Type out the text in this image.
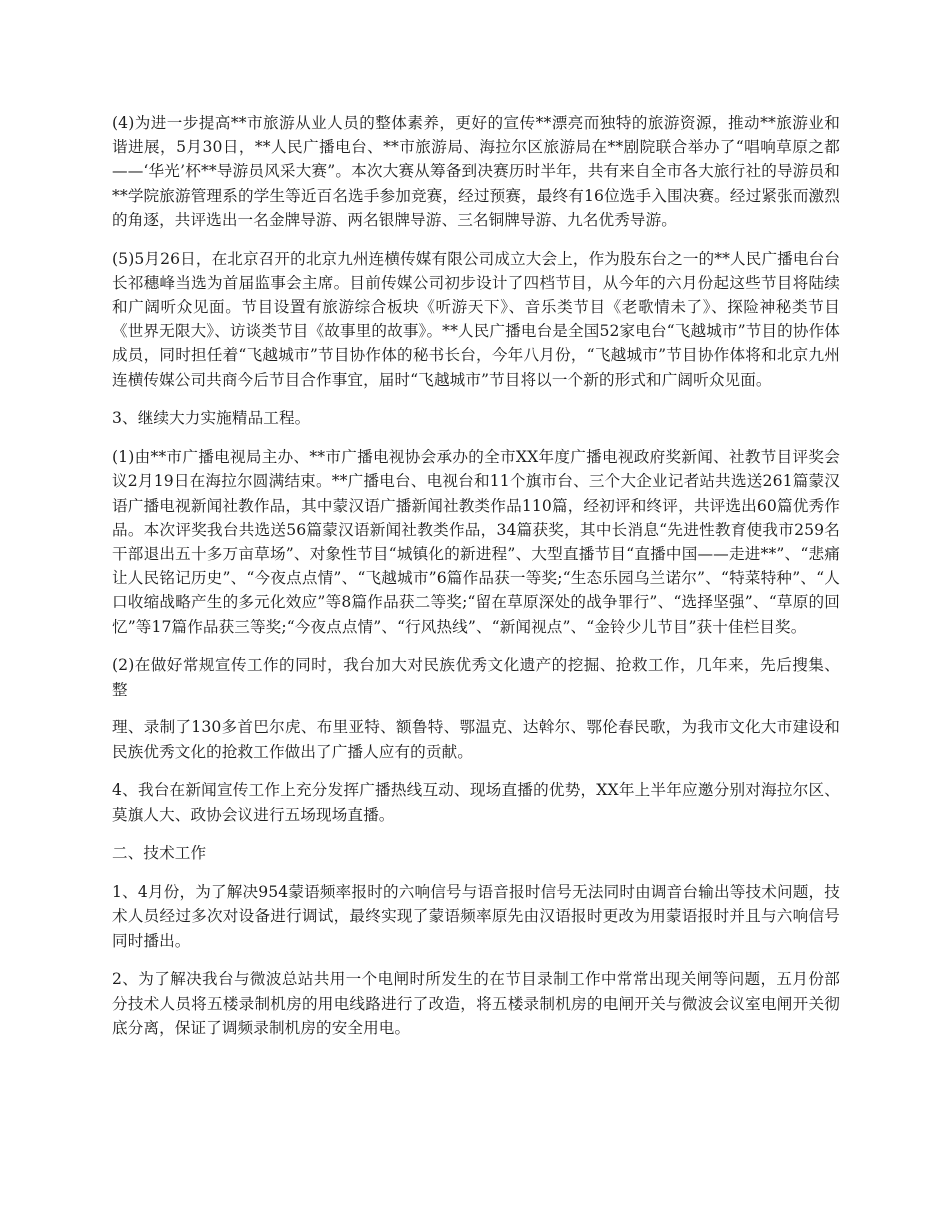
(4)为进一步提高**市旅游从业人员的整体素养，更好的宣传**漂亮而独特的旅游资源，推动**旅游业和谐进展，5月30日，**人民广播电台、**市旅游局、海拉尔区旅游局在**剧院联合举办了“唱响草原之都——‘华光’杯**导游员风采大赛”。本次大赛从筹备到决赛历时半年，共有来自全市各大旅行社的导游员和**学院旅游管理系的学生等近百名选手参加竞赛，经过预赛，最终有16位选手入围决赛。经过紧张而激烈的角逐，共评选出一名金牌导游、两名银牌导游、三名铜牌导游、九名优秀导游。

(5)5月26日，在北京召开的北京九州连横传媒有限公司成立大会上，作为股东台之一的**人民广播电台台长祁穗峰当选为首届监事会主席。目前传媒公司初步设计了四档节目，从今年的六月份起这些节目将陆续和广阔听众见面。节目设置有旅游综合板块《听游天下》、音乐类节目《老歌情未了》、探险神秘类节目《世界无限大》、访谈类节目《故事里的故事》。**人民广播电台是全国52家电台“飞越城市”节目的协作体成员，同时担任着“飞越城市”节目协作体的秘书长台，今年八月份，“飞越城市”节目协作体将和北京九州连横传媒公司共商今后节目合作事宜，届时“飞越城市”节目将以一个新的形式和广阔听众见面。

3、继续大力实施精品工程。

(1)由**市广播电视局主办、**市广播电视协会承办的全市XX年度广播电视政府奖新闻、社教节目评奖会议2月19日在海拉尔圆满结束。**广播电台、电视台和11个旗市台、三个大企业记者站共选送261篇蒙汉语广播电视新闻社教作品，其中蒙汉语广播新闻社教类作品110篇，经初评和终评，共评选出60篇优秀作品。本次评奖我台共选送56篇蒙汉语新闻社教类作品，34篇获奖，其中长消息“先进性教育使我市259名干部退出五十多万亩草场”、对象性节目“城镇化的新进程”、大型直播节目“直播中国——走进**”、“悲痛让人民铭记历史”、“今夜点点情”、“飞越城市”6篇作品获一等奖;“生态乐园乌兰诺尔”、“特菜特种”、“人口收缩战略产生的多元化效应”等8篇作品获二等奖;“留在草原深处的战争罪行”、“选择坚强”、“草原的回忆”等17篇作品获三等奖;“今夜点点情”、“行风热线”、“新闻视点”、“金铃少儿节目”获十佳栏目奖。

(2)在做好常规宣传工作的同时，我台加大对民族优秀文化遗产的挖掘、抢救工作，几年来，先后搜集、整

理、录制了130多首巴尔虎、布里亚特、额鲁特、鄂温克、达斡尔、鄂伦春民歌，为我市文化大市建设和民族优秀文化的抢救工作做出了广播人应有的贡献。

4、我台在新闻宣传工作上充分发挥广播热线互动、现场直播的优势，XX年上半年应邀分别对海拉尔区、莫旗人大、政协会议进行五场现场直播。

二、技术工作

1、4月份，为了解决954蒙语频率报时的六响信号与语音报时信号无法同时由调音台输出等技术问题，技术人员经过多次对设备进行调试，最终实现了蒙语频率原先由汉语报时更改为用蒙语报时并且与六响信号同时播出。

2、为了解决我台与微波总站共用一个电闸时所发生的在节目录制工作中常常出现关闸等问题，五月份部分技术人员将五楼录制机房的用电线路进行了改造，将五楼录制机房的电闸开关与微波会议室电闸开关彻底分离，保证了调频录制机房的安全用电。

= = =

= Problem statement =
Retype every record above exactly as written, but leave out the pictures.

= Task output =
Type out the text in this image.
(4)为进一步提高**市旅游从业人员的整体素养，更好的宣传**漂亮而独特的旅游资源，推动**旅游业和谐进展，5月30日，**人民广播电台、**市旅游局、海拉尔区旅游局在**剧院联合举办了“唱响草原之都——‘华光’杯**导游员风采大赛”。本次大赛从筹备到决赛历时半年，共有来自全市各大旅行社的导游员和**学院旅游管理系的学生等近百名选手参加竞赛，经过预赛，最终有16位选手入围决赛。经过紧张而激烈的角逐，共评选出一名金牌导游、两名银牌导游、三名铜牌导游、九名优秀导游。

(5)5月26日，在北京召开的北京九州连横传媒有限公司成立大会上，作为股东台之一的**人民广播电台台长祁穗峰当选为首届监事会主席。目前传媒公司初步设计了四档节目，从今年的六月份起这些节目将陆续和广阔听众见面。节目设置有旅游综合板块《听游天下》、音乐类节目《老歌情未了》、探险神秘类节目《世界无限大》、访谈类节目《故事里的故事》。**人民广播电台是全国52家电台“飞越城市”节目的协作体成员，同时担任着“飞越城市”节目协作体的秘书长台，今年八月份，“飞越城市”节目协作体将和北京九州连横传媒公司共商今后节目合作事宜，届时“飞越城市”节目将以一个新的形式和广阔听众见面。

3、继续大力实施精品工程。

(1)由**市广播电视局主办、**市广播电视协会承办的全市XX年度广播电视政府奖新闻、社教节目评奖会议2月19日在海拉尔圆满结束。**广播电台、电视台和11个旗市台、三个大企业记者站共选送261篇蒙汉语广播电视新闻社教作品，其中蒙汉语广播新闻社教类作品110篇，经初评和终评，共评选出60篇优秀作品。本次评奖我台共选送56篇蒙汉语新闻社教类作品，34篇获奖，其中长消息“先进性教育使我市259名干部退出五十多万亩草场”、对象性节目“城镇化的新进程”、大型直播节目“直播中国——走进**”、“悲痛让人民铭记历史”、“今夜点点情”、“飞越城市”6篇作品获一等奖;“生态乐园乌兰诺尔”、“特菜特种”、“人口收缩战略产生的多元化效应”等8篇作品获二等奖;“留在草原深处的战争罪行”、“选择坚强”、“草原的回忆”等17篇作品获三等奖;“今夜点点情”、“行风热线”、“新闻视点”、“金铃少儿节目”获十佳栏目奖。

(2)在做好常规宣传工作的同时，我台加大对民族优秀文化遗产的挖掘、抢救工作，几年来，先后搜集、整

理、录制了130多首巴尔虎、布里亚特、额鲁特、鄂温克、达斡尔、鄂伦春民歌，为我市文化大市建设和民族优秀文化的抢救工作做出了广播人应有的贡献。

4、我台在新闻宣传工作上充分发挥广播热线互动、现场直播的优势，XX年上半年应邀分别对海拉尔区、莫旗人大、政协会议进行五场现场直播。

二、技术工作

1、4月份，为了解决954蒙语频率报时的六响信号与语音报时信号无法同时由调音台输出等技术问题，技术人员经过多次对设备进行调试，最终实现了蒙语频率原先由汉语报时更改为用蒙语报时并且与六响信号同时播出。

2、为了解决我台与微波总站共用一个电闸时所发生的在节目录制工作中常常出现关闸等问题，五月份部分技术人员将五楼录制机房的用电线路进行了改造，将五楼录制机房的电闸开关与微波会议室电闸开关彻底分离，保证了调频录制机房的安全用电。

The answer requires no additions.